▶ [Instructions for the task]
Print the data exactly as it is given, please.

──────

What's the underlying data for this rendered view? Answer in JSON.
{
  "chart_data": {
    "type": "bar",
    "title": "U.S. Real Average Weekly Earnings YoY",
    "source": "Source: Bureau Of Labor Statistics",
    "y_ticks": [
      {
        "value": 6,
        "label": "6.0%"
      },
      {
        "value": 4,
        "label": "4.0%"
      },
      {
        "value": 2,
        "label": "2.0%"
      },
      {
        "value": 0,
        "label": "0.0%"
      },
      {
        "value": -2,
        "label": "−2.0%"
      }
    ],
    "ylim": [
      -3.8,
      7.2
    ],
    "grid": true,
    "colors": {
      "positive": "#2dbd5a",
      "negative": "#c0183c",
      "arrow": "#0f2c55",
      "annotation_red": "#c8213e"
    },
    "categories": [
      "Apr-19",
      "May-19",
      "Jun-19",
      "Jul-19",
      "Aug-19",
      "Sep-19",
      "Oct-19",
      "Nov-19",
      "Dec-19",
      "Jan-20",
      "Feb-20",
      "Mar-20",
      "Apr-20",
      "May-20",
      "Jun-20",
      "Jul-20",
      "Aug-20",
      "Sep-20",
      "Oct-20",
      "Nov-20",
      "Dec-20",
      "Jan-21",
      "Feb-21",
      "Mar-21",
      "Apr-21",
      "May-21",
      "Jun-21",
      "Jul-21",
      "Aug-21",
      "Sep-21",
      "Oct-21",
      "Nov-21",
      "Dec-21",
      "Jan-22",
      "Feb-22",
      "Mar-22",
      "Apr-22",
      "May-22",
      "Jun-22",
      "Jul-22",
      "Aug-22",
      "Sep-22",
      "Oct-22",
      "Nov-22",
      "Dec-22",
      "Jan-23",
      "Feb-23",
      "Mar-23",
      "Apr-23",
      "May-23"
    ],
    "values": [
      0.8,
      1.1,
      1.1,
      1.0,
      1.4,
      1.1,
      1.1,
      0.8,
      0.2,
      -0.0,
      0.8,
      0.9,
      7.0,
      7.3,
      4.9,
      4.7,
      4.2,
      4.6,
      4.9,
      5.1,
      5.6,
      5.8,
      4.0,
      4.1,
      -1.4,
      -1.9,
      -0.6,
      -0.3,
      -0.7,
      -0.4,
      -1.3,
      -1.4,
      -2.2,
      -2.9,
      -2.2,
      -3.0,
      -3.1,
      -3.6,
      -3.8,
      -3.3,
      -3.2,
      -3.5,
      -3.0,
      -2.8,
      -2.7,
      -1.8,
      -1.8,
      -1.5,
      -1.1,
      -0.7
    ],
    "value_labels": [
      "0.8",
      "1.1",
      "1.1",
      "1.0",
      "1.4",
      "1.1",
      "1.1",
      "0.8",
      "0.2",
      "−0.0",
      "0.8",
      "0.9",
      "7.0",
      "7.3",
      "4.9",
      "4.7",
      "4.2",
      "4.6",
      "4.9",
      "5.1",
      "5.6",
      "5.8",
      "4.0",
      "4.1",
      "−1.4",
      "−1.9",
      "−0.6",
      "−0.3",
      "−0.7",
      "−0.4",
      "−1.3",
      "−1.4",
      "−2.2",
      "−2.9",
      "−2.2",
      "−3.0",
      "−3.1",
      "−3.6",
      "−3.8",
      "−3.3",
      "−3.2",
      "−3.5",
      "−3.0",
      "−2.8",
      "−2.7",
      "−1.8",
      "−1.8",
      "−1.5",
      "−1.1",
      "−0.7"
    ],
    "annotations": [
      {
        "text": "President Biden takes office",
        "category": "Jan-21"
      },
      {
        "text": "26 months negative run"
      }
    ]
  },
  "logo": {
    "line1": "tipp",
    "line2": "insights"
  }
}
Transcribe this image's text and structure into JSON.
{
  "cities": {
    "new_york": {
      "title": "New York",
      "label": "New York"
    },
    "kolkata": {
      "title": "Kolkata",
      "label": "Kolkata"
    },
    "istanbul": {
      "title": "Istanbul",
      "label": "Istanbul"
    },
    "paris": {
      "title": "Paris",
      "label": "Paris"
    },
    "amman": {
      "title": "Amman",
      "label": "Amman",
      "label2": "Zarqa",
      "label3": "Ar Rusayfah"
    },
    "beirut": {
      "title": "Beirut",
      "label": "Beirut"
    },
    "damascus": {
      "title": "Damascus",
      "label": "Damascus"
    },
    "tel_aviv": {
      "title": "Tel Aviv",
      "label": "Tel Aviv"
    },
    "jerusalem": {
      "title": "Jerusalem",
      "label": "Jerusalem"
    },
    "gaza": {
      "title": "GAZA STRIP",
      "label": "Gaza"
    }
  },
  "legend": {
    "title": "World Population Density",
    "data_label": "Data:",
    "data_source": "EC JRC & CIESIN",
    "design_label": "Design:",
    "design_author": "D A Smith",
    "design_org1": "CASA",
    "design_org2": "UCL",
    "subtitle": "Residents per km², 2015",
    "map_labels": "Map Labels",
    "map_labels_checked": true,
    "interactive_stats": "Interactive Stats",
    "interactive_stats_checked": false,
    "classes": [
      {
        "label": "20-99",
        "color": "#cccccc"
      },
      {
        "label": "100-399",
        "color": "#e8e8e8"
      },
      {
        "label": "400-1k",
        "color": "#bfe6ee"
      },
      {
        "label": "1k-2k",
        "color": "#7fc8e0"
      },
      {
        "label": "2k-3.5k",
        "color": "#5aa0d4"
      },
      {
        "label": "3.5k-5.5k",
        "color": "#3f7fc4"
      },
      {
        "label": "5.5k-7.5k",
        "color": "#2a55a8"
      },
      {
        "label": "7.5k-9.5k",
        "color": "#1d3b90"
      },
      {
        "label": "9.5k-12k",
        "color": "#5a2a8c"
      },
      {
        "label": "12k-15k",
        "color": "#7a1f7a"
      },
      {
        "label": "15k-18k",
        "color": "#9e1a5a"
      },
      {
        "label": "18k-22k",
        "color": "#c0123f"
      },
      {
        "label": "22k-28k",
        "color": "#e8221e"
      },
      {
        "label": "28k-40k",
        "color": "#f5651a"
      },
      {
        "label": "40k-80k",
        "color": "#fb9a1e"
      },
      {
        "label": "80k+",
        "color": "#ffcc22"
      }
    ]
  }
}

──────

▶ [Exercise result]
What's the underlying data for this rendered view? Answer in JSON.
{
  "chart_data": {
    "type": "bar",
    "title": "U.S. Real Average Weekly Earnings YoY",
    "source": "Source: Bureau Of Labor Statistics",
    "y_ticks": [
      {
        "value": 6,
        "label": "6.0%"
      },
      {
        "value": 4,
        "label": "4.0%"
      },
      {
        "value": 2,
        "label": "2.0%"
      },
      {
        "value": 0,
        "label": "0.0%"
      },
      {
        "value": -2,
        "label": "−2.0%"
      }
    ],
    "ylim": [
      -3.8,
      7.2
    ],
    "grid": true,
    "colors": {
      "positive": "#2dbd5a",
      "negative": "#c0183c",
      "arrow": "#0f2c55",
      "annotation_red": "#c8213e"
    },
    "categories": [
      "Apr-19",
      "May-19",
      "Jun-19",
      "Jul-19",
      "Aug-19",
      "Sep-19",
      "Oct-19",
      "Nov-19",
      "Dec-19",
      "Jan-20",
      "Feb-20",
      "Mar-20",
      "Apr-20",
      "May-20",
      "Jun-20",
      "Jul-20",
      "Aug-20",
      "Sep-20",
      "Oct-20",
      "Nov-20",
      "Dec-20",
      "Jan-21",
      "Feb-21",
      "Mar-21",
      "Apr-21",
      "May-21",
      "Jun-21",
      "Jul-21",
      "Aug-21",
      "Sep-21",
      "Oct-21",
      "Nov-21",
      "Dec-21",
      "Jan-22",
      "Feb-22",
      "Mar-22",
      "Apr-22",
      "May-22",
      "Jun-22",
      "Jul-22",
      "Aug-22",
      "Sep-22",
      "Oct-22",
      "Nov-22",
      "Dec-22",
      "Jan-23",
      "Feb-23",
      "Mar-23",
      "Apr-23",
      "May-23"
    ],
    "values": [
      0.8,
      1.1,
      1.1,
      1.0,
      1.4,
      1.1,
      1.1,
      0.8,
      0.2,
      -0.0,
      0.8,
      0.9,
      7.0,
      7.3,
      4.9,
      4.7,
      4.2,
      4.6,
      4.9,
      5.1,
      5.6,
      5.8,
      4.0,
      4.1,
      -1.4,
      -1.9,
      -0.6,
      -0.3,
      -0.7,
      -0.4,
      -1.3,
      -1.4,
      -2.2,
      -2.9,
      -2.2,
      -3.0,
      -3.1,
      -3.6,
      -3.8,
      -3.3,
      -3.2,
      -3.5,
      -3.0,
      -2.8,
      -2.7,
      -1.8,
      -1.8,
      -1.5,
      -1.1,
      -0.7
    ],
    "value_labels": [
      "0.8",
      "1.1",
      "1.1",
      "1.0",
      "1.4",
      "1.1",
      "1.1",
      "0.8",
      "0.2",
      "−0.0",
      "0.8",
      "0.9",
      "7.0",
      "7.3",
      "4.9",
      "4.7",
      "4.2",
      "4.6",
      "4.9",
      "5.1",
      "5.6",
      "5.8",
      "4.0",
      "4.1",
      "−1.4",
      "−1.9",
      "−0.6",
      "−0.3",
      "−0.7",
      "−0.4",
      "−1.3",
      "−1.4",
      "−2.2",
      "−2.9",
      "−2.2",
      "−3.0",
      "−3.1",
      "−3.6",
      "−3.8",
      "−3.3",
      "−3.2",
      "−3.5",
      "−3.0",
      "−2.8",
      "−2.7",
      "−1.8",
      "−1.8",
      "−1.5",
      "−1.1",
      "−0.7"
    ],
    "annotations": [
      {
        "text": "President Biden takes office",
        "category": "Jan-21"
      },
      {
        "text": "26 months negative run"
      }
    ]
  },
  "logo": {
    "line1": "tipp",
    "line2": "insights"
  }
}
Transcribe this image's text and structure into JSON.
{
  "cities": {
    "new_york": {
      "title": "New York",
      "label": "New York"
    },
    "kolkata": {
      "title": "Kolkata",
      "label": "Kolkata"
    },
    "istanbul": {
      "title": "Istanbul",
      "label": "Istanbul"
    },
    "paris": {
      "title": "Paris",
      "label": "Paris"
    },
    "amman": {
      "title": "Amman",
      "label": "Amman",
      "label2": "Zarqa",
      "label3": "Ar Rusayfah"
    },
    "beirut": {
      "title": "Beirut",
      "label": "Beirut"
    },
    "damascus": {
      "title": "Damascus",
      "label": "Damascus"
    },
    "tel_aviv": {
      "title": "Tel Aviv",
      "label": "Tel Aviv"
    },
    "jerusalem": {
      "title": "Jerusalem",
      "label": "Jerusalem"
    },
    "gaza": {
      "title": "GAZA STRIP",
      "label": "Gaza"
    }
  },
  "legend": {
    "title": "World Population Density",
    "data_label": "Data:",
    "data_source": "EC JRC & CIESIN",
    "design_label": "Design:",
    "design_author": "D A Smith",
    "design_org1": "CASA",
    "design_org2": "UCL",
    "subtitle": "Residents per km², 2015",
    "map_labels": "Map Labels",
    "map_labels_checked": true,
    "interactive_stats": "Interactive Stats",
    "interactive_stats_checked": false,
    "classes": [
      {
        "label": "20-99",
        "color": "#cccccc"
      },
      {
        "label": "100-399",
        "color": "#e8e8e8"
      },
      {
        "label": "400-1k",
        "color": "#bfe6ee"
      },
      {
        "label": "1k-2k",
        "color": "#7fc8e0"
      },
      {
        "label": "2k-3.5k",
        "color": "#5aa0d4"
      },
      {
        "label": "3.5k-5.5k",
        "color": "#3f7fc4"
      },
      {
        "label": "5.5k-7.5k",
        "color": "#2a55a8"
      },
      {
        "label": "7.5k-9.5k",
        "color": "#1d3b90"
      },
      {
        "label": "9.5k-12k",
        "color": "#5a2a8c"
      },
      {
        "label": "12k-15k",
        "color": "#7a1f7a"
      },
      {
        "label": "15k-18k",
        "color": "#9e1a5a"
      },
      {
        "label": "18k-22k",
        "color": "#c0123f"
      },
      {
        "label": "22k-28k",
        "color": "#e8221e"
      },
      {
        "label": "28k-40k",
        "color": "#f5651a"
      },
      {
        "label": "40k-80k",
        "color": "#fb9a1e"
      },
      {
        "label": "80k+",
        "color": "#ffcc22"
      }
    ]
  }
}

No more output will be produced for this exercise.